- **Work to be completed**
Images embedded in the records are excluded; print everything else exactly as given.

(Collected data entries)
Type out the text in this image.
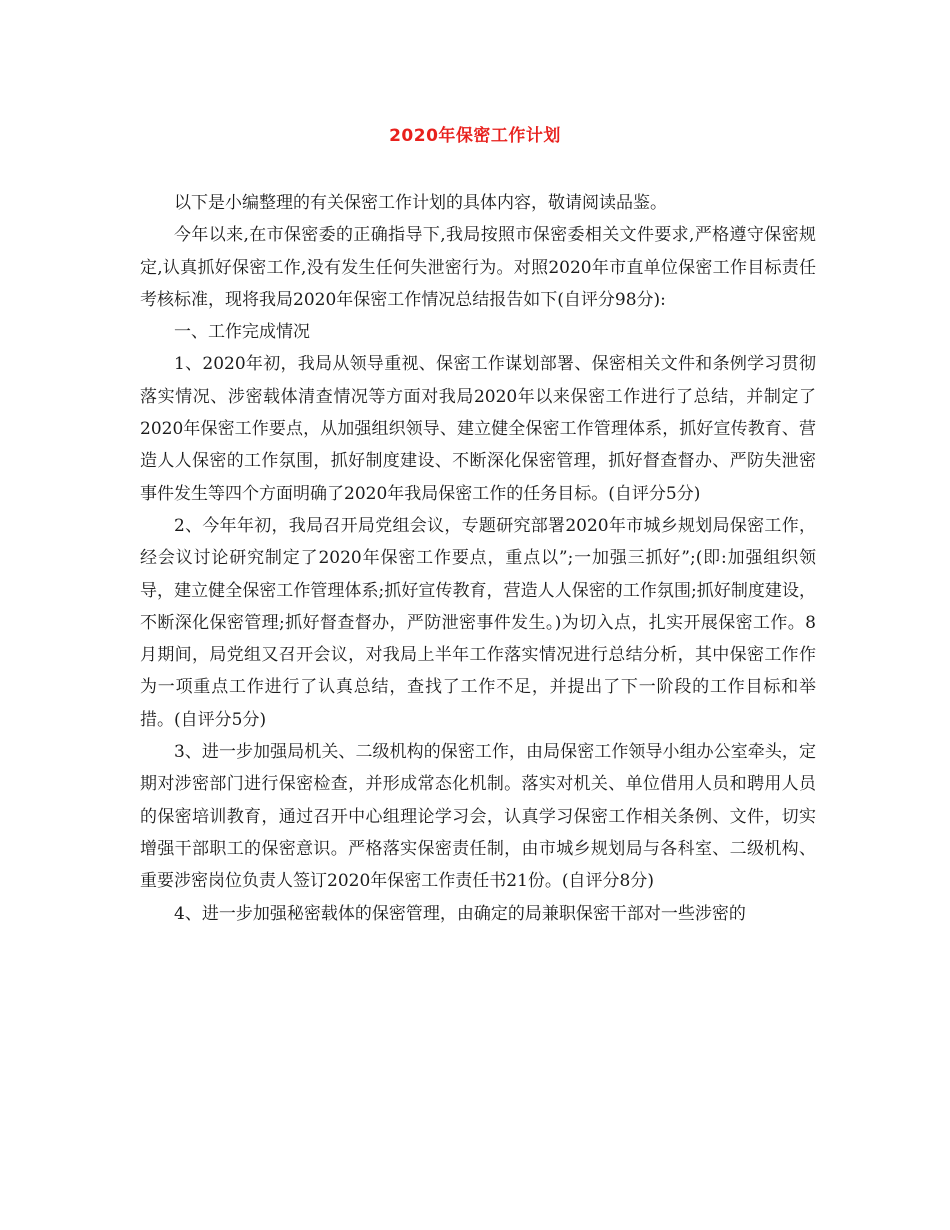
2020年保密工作计划

以下是小编整理的有关保密工作计划的具体内容，敬请阅读品鉴。

今年以来,在市保密委的正确指导下,我局按照市保密委相关文件要求,严格遵守保密规定,认真抓好保密工作,没有发生任何失泄密行为。对照2020年市直单位保密工作目标责任考核标准，现将我局2020年保密工作情况总结报告如下(自评分98分):

一、工作完成情况

1、2020年初，我局从领导重视、保密工作谋划部署、保密相关文件和条例学习贯彻落实情况、涉密载体清查情况等方面对我局2020年以来保密工作进行了总结，并制定了2020年保密工作要点，从加强组织领导、建立健全保密工作管理体系，抓好宣传教育、营造人人保密的工作氛围，抓好制度建设、不断深化保密管理，抓好督查督办、严防失泄密事件发生等四个方面明确了2020年我局保密工作的任务目标。(自评分5分)

2、今年年初，我局召开局党组会议，专题研究部署2020年市城乡规划局保密工作，经会议讨论研究制定了2020年保密工作要点，重点以”;一加强三抓好”;(即:加强组织领导，建立健全保密工作管理体系;抓好宣传教育，营造人人保密的工作氛围;抓好制度建设，不断深化保密管理;抓好督查督办，严防泄密事件发生。)为切入点，扎实开展保密工作。8月期间，局党组又召开会议，对我局上半年工作落实情况进行总结分析，其中保密工作作为一项重点工作进行了认真总结，查找了工作不足，并提出了下一阶段的工作目标和举措。(自评分5分)

3、进一步加强局机关、二级机构的保密工作，由局保密工作领导小组办公室牵头，定期对涉密部门进行保密检查，并形成常态化机制。落实对机关、单位借用人员和聘用人员的保密培训教育，通过召开中心组理论学习会，认真学习保密工作相关条例、文件，切实增强干部职工的保密意识。严格落实保密责任制，由市城乡规划局与各科室、二级机构、重要涉密岗位负责人签订2020年保密工作责任书21份。(自评分8分)

4、进一步加强秘密载体的保密管理，由确定的局兼职保密干部对一些涉密的
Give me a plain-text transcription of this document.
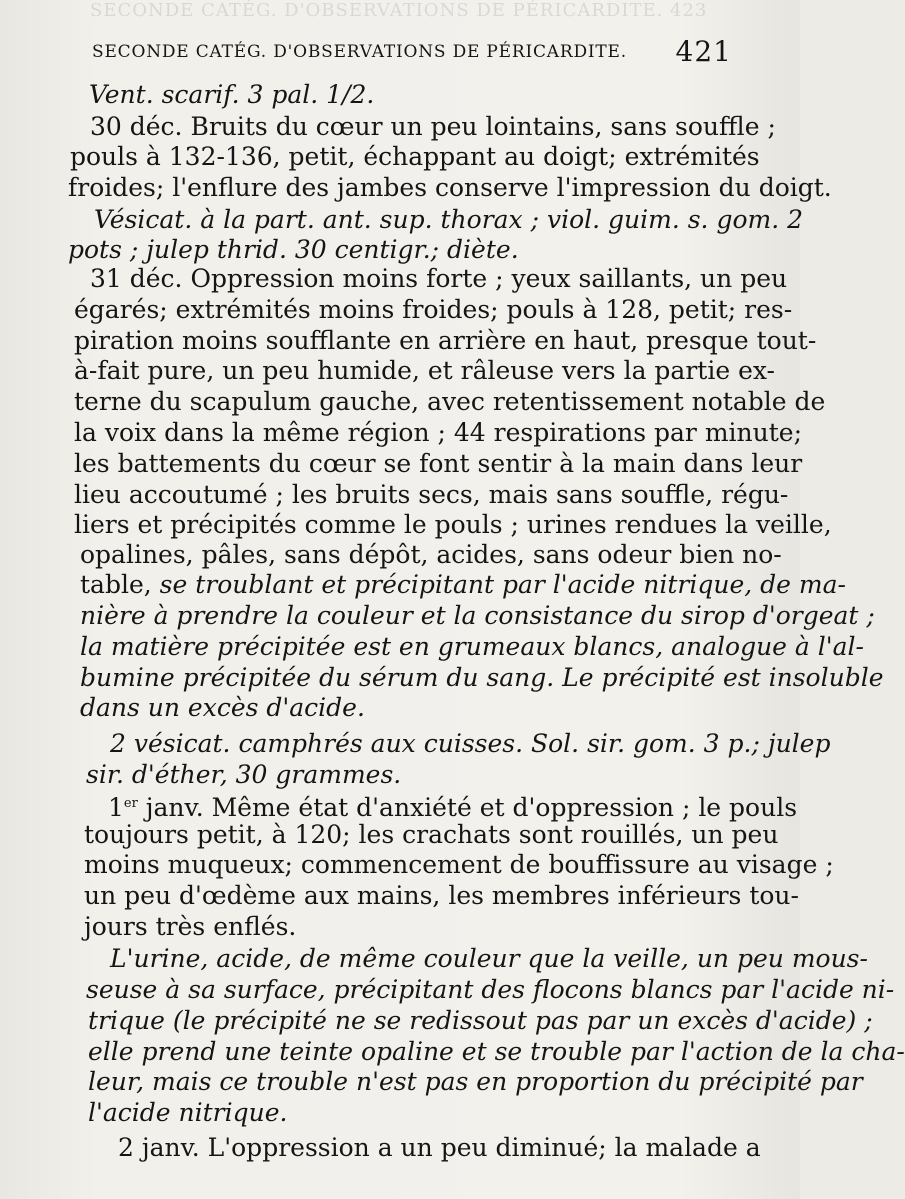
SECONDE CATÉG. D'OBSERVATIONS DE PÉRICARDITE. 423
SECONDE CATÉG. D'OBSERVATIONS DE PÉRICARDITE. 421
Vent. scarif. 3 pal. 1/2.
30 déc. Bruits du cœur un peu lointains, sans souffle ;
pouls à 132-136, petit, échappant au doigt; extrémités
froides; l'enflure des jambes conserve l'impression du doigt.
Vésicat. à la part. ant. sup. thorax ; viol. guim. s. gom. 2
pots ; julep thrid. 30 centigr.; diète.
31 déc. Oppression moins forte ; yeux saillants, un peu
égarés; extrémités moins froides; pouls à 128, petit; res-
piration moins soufflante en arrière en haut, presque tout-
à-fait pure, un peu humide, et râleuse vers la partie ex-
terne du scapulum gauche, avec retentissement notable de
la voix dans la même région ; 44 respirations par minute;
les battements du cœur se font sentir à la main dans leur
lieu accoutumé ; les bruits secs, mais sans souffle, régu-
liers et précipités comme le pouls ; urines rendues la veille,
opalines, pâles, sans dépôt, acides, sans odeur bien no-
table, se troublant et précipitant par l'acide nitrique, de ma-
nière à prendre la couleur et la consistance du sirop d'orgeat ;
la matière précipitée est en grumeaux blancs, analogue à l'al-
bumine précipitée du sérum du sang. Le précipité est insoluble
dans un excès d'acide.
2 vésicat. camphrés aux cuisses. Sol. sir. gom. 3 p.; julep
sir. d'éther, 30 grammes.
1er janv. Même état d'anxiété et d'oppression ; le pouls
toujours petit, à 120; les crachats sont rouillés, un peu
moins muqueux; commencement de bouffissure au visage ;
un peu d'œdème aux mains, les membres inférieurs tou-
jours très enflés.
L'urine, acide, de même couleur que la veille, un peu mous-
seuse à sa surface, précipitant des flocons blancs par l'acide ni-
trique (le précipité ne se redissout pas par un excès d'acide) ;
elle prend une teinte opaline et se trouble par l'action de la cha-
leur, mais ce trouble n'est pas en proportion du précipité par
l'acide nitrique.
2 janv. L'oppression a un peu diminué; la malade a
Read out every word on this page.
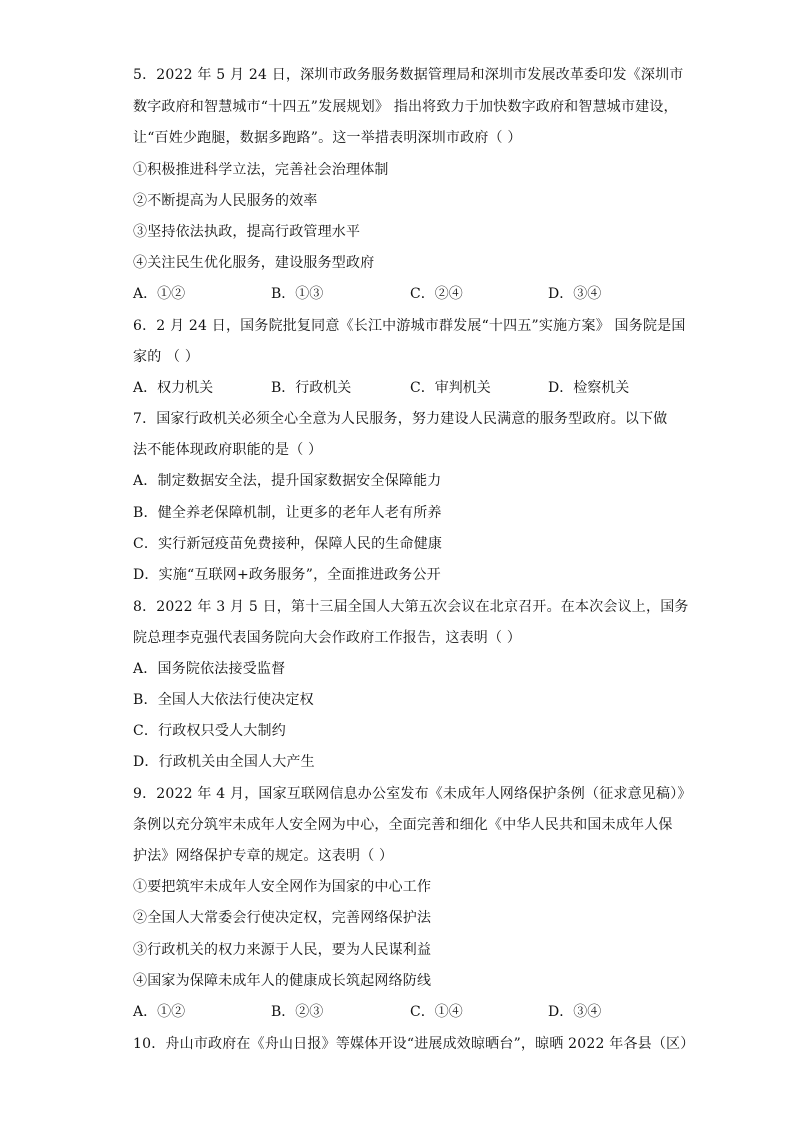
5．2022 年 5 月 24 日，深圳市政务服务数据管理局和深圳市发展改革委印发《深圳市
数字政府和智慧城市“十四五”发展规划》 指出将致力于加快数字政府和智慧城市建设，
让“百姓少跑腿，数据多跑路”。这一举措表明深圳市政府（ ）
①积极推进科学立法，完善社会治理体制
②不断提高为人民服务的效率
③坚持依法执政，提高行政管理水平
④关注民生优化服务，建设服务型政府
A．①②	B．①③	C．②④	D．③④
6．2 月 24 日，国务院批复同意《长江中游城市群发展“十四五”实施方案》 国务院是国
家的 （ ）
A．权力机关	B．行政机关	C．审判机关	D．检察机关
7．国家行政机关必须全心全意为人民服务，努力建设人民满意的服务型政府。以下做
法不能体现政府职能的是（ ）
A．制定数据安全法，提升国家数据安全保障能力
B．健全养老保障机制，让更多的老年人老有所养
C．实行新冠疫苗免费接种，保障人民的生命健康
D．实施“互联网+政务服务”，全面推进政务公开
8．2022 年 3 月 5 日，第十三届全国人大第五次会议在北京召开。在本次会议上，国务
院总理李克强代表国务院向大会作政府工作报告，这表明（ ）
A．国务院依法接受监督
B．全国人大依法行使决定权
C．行政权只受人大制约
D．行政机关由全国人大产生
9．2022 年 4 月，国家互联网信息办公室发布《未成年人网络保护条例（征求意见稿）》
条例以充分筑牢未成年人安全网为中心，全面完善和细化《中华人民共和国未成年人保
护法》网络保护专章的规定。这表明（ ）
①要把筑牢未成年人安全网作为国家的中心工作
②全国人大常委会行使决定权，完善网络保护法
③行政机关的权力来源于人民，要为人民谋利益
④国家为保障未成年人的健康成长筑起网络防线
A．①②	B．②③	C．①④	D．③④
10．舟山市政府在《舟山日报》等媒体开设“进展成效晾晒台”，晾晒 2022 年各县（区）
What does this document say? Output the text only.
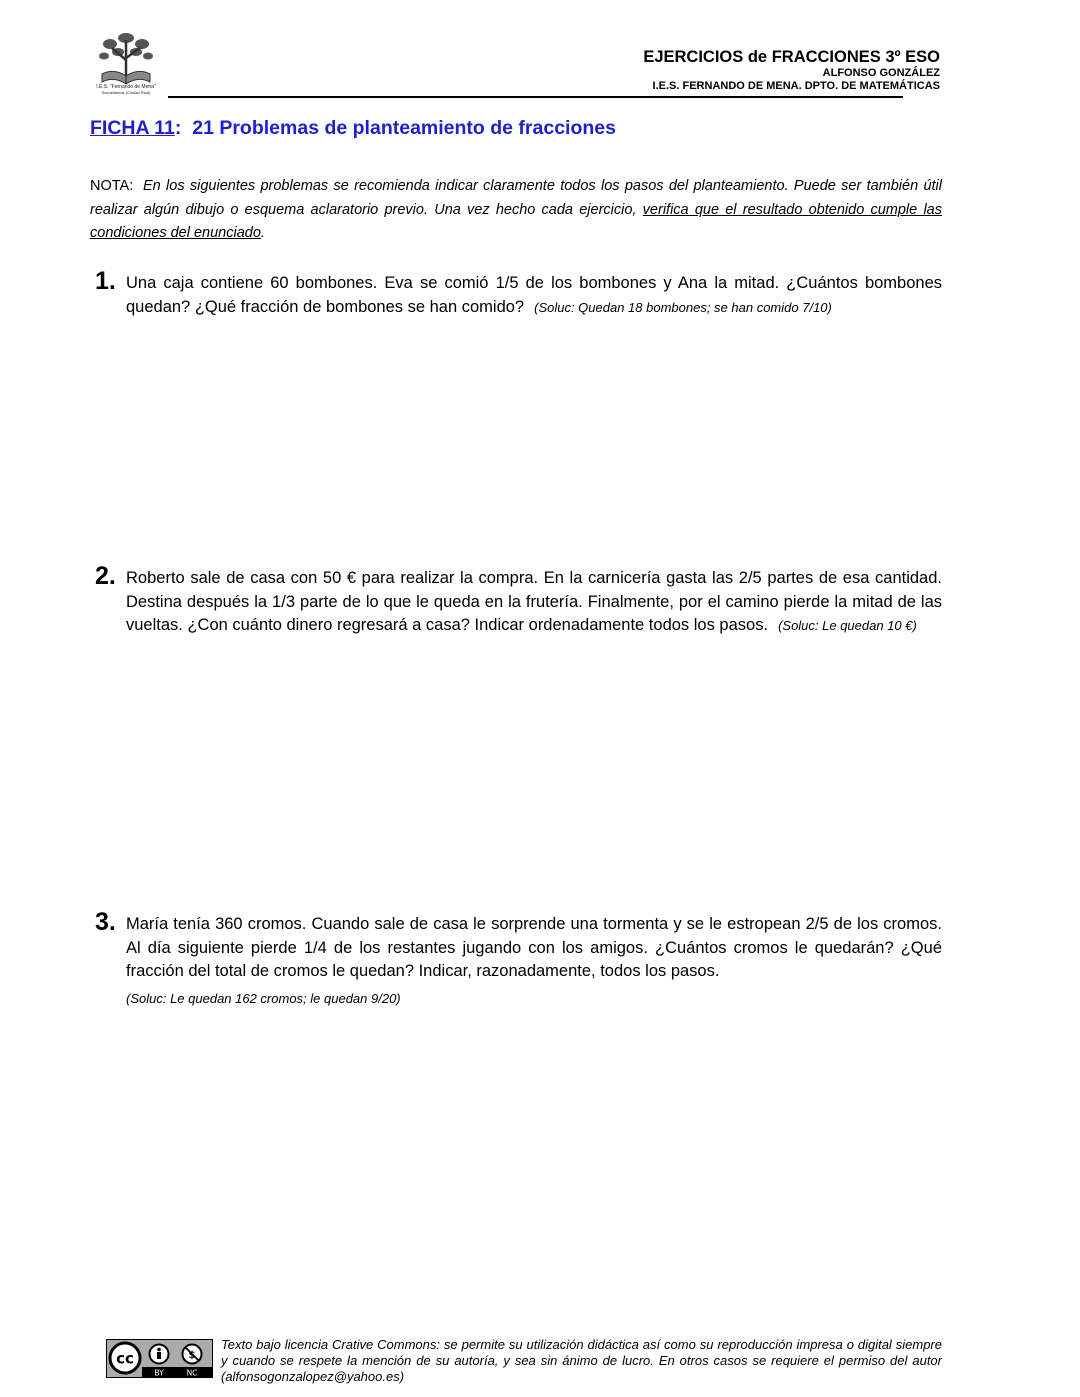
I.E.S. "Fernando de Mena"
Socuéllamos (Ciudad Real)
EJERCICIOS de FRACCIONES 3º ESO
ALFONSO GONZÁLEZ
I.E.S. FERNANDO DE MENA. DPTO. DE MATEMÁTICAS
FICHA 11: 21 Problemas de planteamiento de fracciones
NOTA: En los siguientes problemas se recomienda indicar claramente todos los pasos del planteamiento. Puede ser también útil realizar algún dibujo o esquema aclaratorio previo. Una vez hecho cada ejercicio, verifica que el resultado obtenido cumple las condiciones del enunciado.
1. Una caja contiene 60 bombones. Eva se comió 1/5 de los bombones y Ana la mitad. ¿Cuántos bombones quedan? ¿Qué fracción de bombones se han comido? (Soluc: Quedan 18 bombones; se han comido 7/10)
2. Roberto sale de casa con 50 € para realizar la compra. En la carnicería gasta las 2/5 partes de esa cantidad. Destina después la 1/3 parte de lo que le queda en la frutería. Finalmente, por el camino pierde la mitad de las vueltas. ¿Con cuánto dinero regresará a casa? Indicar ordenadamente todos los pasos. (Soluc: Le quedan 10 €)
3. María tenía 360 cromos. Cuando sale de casa le sorprende una tormenta y se le estropean 2/5 de los cromos. Al día siguiente pierde 1/4 de los restantes jugando con los amigos. ¿Cuántos cromos le quedarán? ¿Qué fracción del total de cromos le quedan? Indicar, razonadamente, todos los pasos.
(Soluc: Le quedan 162 cromos; le quedan 9/20)
$
cc
BY	NC
Texto bajo licencia Crative Commons: se permite su utilización didáctica así como su reproducción impresa o digital siempre y cuando se respete la mención de su autoría, y sea sin ánimo de lucro. En otros casos se requiere el permiso del autor (alfonsogonzalopez@yahoo.es)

- **Task result**
Type out the text in this image.
2020年保密工作计划

以下是小编整理的有关保密工作计划的具体内容，敬请阅读品鉴。

今年以来,在市保密委的正确指导下,我局按照市保密委相关文件要求,严格遵守保密规定,认真抓好保密工作,没有发生任何失泄密行为。对照2020年市直单位保密工作目标责任考核标准，现将我局2020年保密工作情况总结报告如下(自评分98分):

一、工作完成情况

1、2020年初，我局从领导重视、保密工作谋划部署、保密相关文件和条例学习贯彻落实情况、涉密载体清查情况等方面对我局2020年以来保密工作进行了总结，并制定了2020年保密工作要点，从加强组织领导、建立健全保密工作管理体系，抓好宣传教育、营造人人保密的工作氛围，抓好制度建设、不断深化保密管理，抓好督查督办、严防失泄密事件发生等四个方面明确了2020年我局保密工作的任务目标。(自评分5分)

2、今年年初，我局召开局党组会议，专题研究部署2020年市城乡规划局保密工作，经会议讨论研究制定了2020年保密工作要点，重点以”;一加强三抓好”;(即:加强组织领导，建立健全保密工作管理体系;抓好宣传教育，营造人人保密的工作氛围;抓好制度建设，不断深化保密管理;抓好督查督办，严防泄密事件发生。)为切入点，扎实开展保密工作。8月期间，局党组又召开会议，对我局上半年工作落实情况进行总结分析，其中保密工作作为一项重点工作进行了认真总结，查找了工作不足，并提出了下一阶段的工作目标和举措。(自评分5分)

3、进一步加强局机关、二级机构的保密工作，由局保密工作领导小组办公室牵头，定期对涉密部门进行保密检查，并形成常态化机制。落实对机关、单位借用人员和聘用人员的保密培训教育，通过召开中心组理论学习会，认真学习保密工作相关条例、文件，切实增强干部职工的保密意识。严格落实保密责任制，由市城乡规划局与各科室、二级机构、重要涉密岗位负责人签订2020年保密工作责任书21份。(自评分8分)

4、进一步加强秘密载体的保密管理，由确定的局兼职保密干部对一些涉密的
Give me a plain-text transcription of this document.
SECONDE CATÉG. D'OBSERVATIONS DE PÉRICARDITE. 423
SECONDE CATÉG. D'OBSERVATIONS DE PÉRICARDITE. 421
Vent. scarif. 3 pal. 1/2.
30 déc. Bruits du cœur un peu lointains, sans souffle ;
pouls à 132-136, petit, échappant au doigt; extrémités
froides; l'enflure des jambes conserve l'impression du doigt.
Vésicat. à la part. ant. sup. thorax ; viol. guim. s. gom. 2
pots ; julep thrid. 30 centigr.; diète.
31 déc. Oppression moins forte ; yeux saillants, un peu
égarés; extrémités moins froides; pouls à 128, petit; res-
piration moins soufflante en arrière en haut, presque tout-
à-fait pure, un peu humide, et râleuse vers la partie ex-
terne du scapulum gauche, avec retentissement notable de
la voix dans la même région ; 44 respirations par minute;
les battements du cœur se font sentir à la main dans leur
lieu accoutumé ; les bruits secs, mais sans souffle, régu-
liers et précipités comme le pouls ; urines rendues la veille,
opalines, pâles, sans dépôt, acides, sans odeur bien no-
table, se troublant et précipitant par l'acide nitrique, de ma-
nière à prendre la couleur et la consistance du sirop d'orgeat ;
la matière précipitée est en grumeaux blancs, analogue à l'al-
bumine précipitée du sérum du sang. Le précipité est insoluble
dans un excès d'acide.
2 vésicat. camphrés aux cuisses. Sol. sir. gom. 3 p.; julep
sir. d'éther, 30 grammes.
1er janv. Même état d'anxiété et d'oppression ; le pouls
toujours petit, à 120; les crachats sont rouillés, un peu
moins muqueux; commencement de bouffissure au visage ;
un peu d'œdème aux mains, les membres inférieurs tou-
jours très enflés.
L'urine, acide, de même couleur que la veille, un peu mous-
seuse à sa surface, précipitant des flocons blancs par l'acide ni-
trique (le précipité ne se redissout pas par un excès d'acide) ;
elle prend une teinte opaline et se trouble par l'action de la cha-
leur, mais ce trouble n'est pas en proportion du précipité par
l'acide nitrique.
2 janv. L'oppression a un peu diminué; la malade a
Read out every word on this page.
5．2022 年 5 月 24 日，深圳市政务服务数据管理局和深圳市发展改革委印发《深圳市
数字政府和智慧城市“十四五”发展规划》 指出将致力于加快数字政府和智慧城市建设，
让“百姓少跑腿，数据多跑路”。这一举措表明深圳市政府（ ）
①积极推进科学立法，完善社会治理体制
②不断提高为人民服务的效率
③坚持依法执政，提高行政管理水平
④关注民生优化服务，建设服务型政府
A．①②	B．①③	C．②④	D．③④
6．2 月 24 日，国务院批复同意《长江中游城市群发展“十四五”实施方案》 国务院是国
家的 （ ）
A．权力机关	B．行政机关	C．审判机关	D．检察机关
7．国家行政机关必须全心全意为人民服务，努力建设人民满意的服务型政府。以下做
法不能体现政府职能的是（ ）
A．制定数据安全法，提升国家数据安全保障能力
B．健全养老保障机制，让更多的老年人老有所养
C．实行新冠疫苗免费接种，保障人民的生命健康
D．实施“互联网+政务服务”，全面推进政务公开
8．2022 年 3 月 5 日，第十三届全国人大第五次会议在北京召开。在本次会议上，国务
院总理李克强代表国务院向大会作政府工作报告，这表明（ ）
A．国务院依法接受监督
B．全国人大依法行使决定权
C．行政权只受人大制约
D．行政机关由全国人大产生
9．2022 年 4 月，国家互联网信息办公室发布《未成年人网络保护条例（征求意见稿）》
条例以充分筑牢未成年人安全网为中心，全面完善和细化《中华人民共和国未成年人保
护法》网络保护专章的规定。这表明（ ）
①要把筑牢未成年人安全网作为国家的中心工作
②全国人大常委会行使决定权，完善网络保护法
③行政机关的权力来源于人民，要为人民谋利益
④国家为保障未成年人的健康成长筑起网络防线
A．①②	B．②③	C．①④	D．③④
10．舟山市政府在《舟山日报》等媒体开设“进展成效晾晒台”，晾晒 2022 年各县（区）
What does this document say? Output the text only.
I.E.S. "Fernando de Mena"
Socuéllamos (Ciudad Real)
EJERCICIOS de FRACCIONES 3º ESO
ALFONSO GONZÁLEZ
I.E.S. FERNANDO DE MENA. DPTO. DE MATEMÁTICAS
FICHA 11: 21 Problemas de planteamiento de fracciones
NOTA: En los siguientes problemas se recomienda indicar claramente todos los pasos del planteamiento. Puede ser también útil realizar algún dibujo o esquema aclaratorio previo. Una vez hecho cada ejercicio, verifica que el resultado obtenido cumple las condiciones del enunciado.
1. Una caja contiene 60 bombones. Eva se comió 1/5 de los bombones y Ana la mitad. ¿Cuántos bombones quedan? ¿Qué fracción de bombones se han comido? (Soluc: Quedan 18 bombones; se han comido 7/10)
2. Roberto sale de casa con 50 € para realizar la compra. En la carnicería gasta las 2/5 partes de esa cantidad. Destina después la 1/3 parte de lo que le queda en la frutería. Finalmente, por el camino pierde la mitad de las vueltas. ¿Con cuánto dinero regresará a casa? Indicar ordenadamente todos los pasos. (Soluc: Le quedan 10 €)
3. María tenía 360 cromos. Cuando sale de casa le sorprende una tormenta y se le estropean 2/5 de los cromos. Al día siguiente pierde 1/4 de los restantes jugando con los amigos. ¿Cuántos cromos le quedarán? ¿Qué fracción del total de cromos le quedan? Indicar, razonadamente, todos los pasos.
(Soluc: Le quedan 162 cromos; le quedan 9/20)
$
cc
BY	NC
Texto bajo licencia Crative Commons: se permite su utilización didáctica así como su reproducción impresa o digital siempre y cuando se respete la mención de su autoría, y sea sin ánimo de lucro. En otros casos se requiere el permiso del autor (alfonsogonzalopez@yahoo.es)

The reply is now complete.